RECORDS SHOWN ->
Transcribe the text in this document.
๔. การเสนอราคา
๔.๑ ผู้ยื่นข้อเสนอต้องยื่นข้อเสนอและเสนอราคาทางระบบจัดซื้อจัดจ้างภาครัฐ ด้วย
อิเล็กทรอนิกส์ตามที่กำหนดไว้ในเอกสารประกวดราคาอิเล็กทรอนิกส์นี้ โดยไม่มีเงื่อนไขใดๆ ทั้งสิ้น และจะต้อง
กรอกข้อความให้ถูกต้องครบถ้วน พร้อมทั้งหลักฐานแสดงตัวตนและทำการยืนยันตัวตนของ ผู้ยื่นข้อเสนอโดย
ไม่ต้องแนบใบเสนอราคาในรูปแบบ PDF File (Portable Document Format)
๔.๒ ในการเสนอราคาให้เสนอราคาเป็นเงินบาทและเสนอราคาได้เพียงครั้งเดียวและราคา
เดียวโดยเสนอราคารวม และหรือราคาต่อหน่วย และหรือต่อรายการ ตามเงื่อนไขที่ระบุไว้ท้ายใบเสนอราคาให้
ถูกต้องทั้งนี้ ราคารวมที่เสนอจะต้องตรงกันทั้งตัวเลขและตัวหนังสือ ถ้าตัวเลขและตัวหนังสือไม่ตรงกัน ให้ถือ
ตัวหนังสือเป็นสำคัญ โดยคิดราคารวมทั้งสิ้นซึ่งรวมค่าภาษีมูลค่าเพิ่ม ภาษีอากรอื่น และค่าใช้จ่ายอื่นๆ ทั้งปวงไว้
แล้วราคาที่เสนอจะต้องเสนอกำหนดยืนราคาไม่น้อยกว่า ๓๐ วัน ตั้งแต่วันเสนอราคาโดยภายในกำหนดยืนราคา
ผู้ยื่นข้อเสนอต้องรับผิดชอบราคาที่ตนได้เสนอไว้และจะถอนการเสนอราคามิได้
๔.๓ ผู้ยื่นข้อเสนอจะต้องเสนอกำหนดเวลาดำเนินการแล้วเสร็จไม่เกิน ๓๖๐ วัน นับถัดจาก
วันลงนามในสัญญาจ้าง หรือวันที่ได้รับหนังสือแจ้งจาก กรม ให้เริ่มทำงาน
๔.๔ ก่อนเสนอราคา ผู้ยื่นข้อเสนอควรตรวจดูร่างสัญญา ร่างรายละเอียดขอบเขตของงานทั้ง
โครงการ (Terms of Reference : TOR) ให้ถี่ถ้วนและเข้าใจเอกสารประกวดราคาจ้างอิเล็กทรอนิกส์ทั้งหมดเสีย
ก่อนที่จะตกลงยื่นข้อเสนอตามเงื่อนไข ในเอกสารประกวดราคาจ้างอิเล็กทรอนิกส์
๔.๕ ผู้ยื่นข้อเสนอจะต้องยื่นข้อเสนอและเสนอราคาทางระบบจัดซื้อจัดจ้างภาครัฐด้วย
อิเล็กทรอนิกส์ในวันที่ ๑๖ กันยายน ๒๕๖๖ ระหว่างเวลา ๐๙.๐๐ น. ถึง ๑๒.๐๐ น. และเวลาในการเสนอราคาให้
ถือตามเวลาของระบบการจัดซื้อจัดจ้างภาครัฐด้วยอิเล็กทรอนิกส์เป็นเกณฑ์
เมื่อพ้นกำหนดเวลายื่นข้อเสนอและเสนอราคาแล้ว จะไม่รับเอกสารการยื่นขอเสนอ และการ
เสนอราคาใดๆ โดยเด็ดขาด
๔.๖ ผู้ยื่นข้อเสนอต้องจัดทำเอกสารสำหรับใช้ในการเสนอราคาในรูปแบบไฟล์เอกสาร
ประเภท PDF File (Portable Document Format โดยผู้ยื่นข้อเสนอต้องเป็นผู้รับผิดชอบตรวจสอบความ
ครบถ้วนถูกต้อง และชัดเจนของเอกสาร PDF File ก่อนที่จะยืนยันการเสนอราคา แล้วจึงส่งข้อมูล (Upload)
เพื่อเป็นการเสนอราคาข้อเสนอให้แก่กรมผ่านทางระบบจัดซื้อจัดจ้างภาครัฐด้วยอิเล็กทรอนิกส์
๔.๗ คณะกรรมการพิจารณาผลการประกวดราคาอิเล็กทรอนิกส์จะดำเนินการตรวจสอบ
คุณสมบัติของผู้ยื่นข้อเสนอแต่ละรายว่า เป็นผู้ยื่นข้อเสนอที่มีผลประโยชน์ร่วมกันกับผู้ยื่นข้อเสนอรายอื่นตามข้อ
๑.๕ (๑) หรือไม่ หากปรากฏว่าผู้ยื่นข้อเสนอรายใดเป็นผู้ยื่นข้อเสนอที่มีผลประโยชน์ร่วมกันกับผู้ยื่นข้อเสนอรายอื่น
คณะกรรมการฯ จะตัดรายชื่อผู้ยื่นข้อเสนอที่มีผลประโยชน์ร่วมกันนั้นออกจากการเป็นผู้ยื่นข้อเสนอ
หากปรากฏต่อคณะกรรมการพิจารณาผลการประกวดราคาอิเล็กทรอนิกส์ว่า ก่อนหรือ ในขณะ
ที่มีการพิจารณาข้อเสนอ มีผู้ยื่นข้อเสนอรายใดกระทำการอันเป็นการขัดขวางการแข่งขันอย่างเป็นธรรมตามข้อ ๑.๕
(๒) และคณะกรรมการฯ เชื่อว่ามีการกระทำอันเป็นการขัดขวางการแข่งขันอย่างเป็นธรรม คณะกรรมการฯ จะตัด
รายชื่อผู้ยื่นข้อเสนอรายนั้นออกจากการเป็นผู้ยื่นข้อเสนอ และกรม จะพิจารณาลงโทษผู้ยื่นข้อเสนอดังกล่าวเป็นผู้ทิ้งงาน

WORK TO COMPLETE ->
Reply with nothing except the number of lines in the listing above that include "Portable".

RESPONSE TO THE TASK ->
2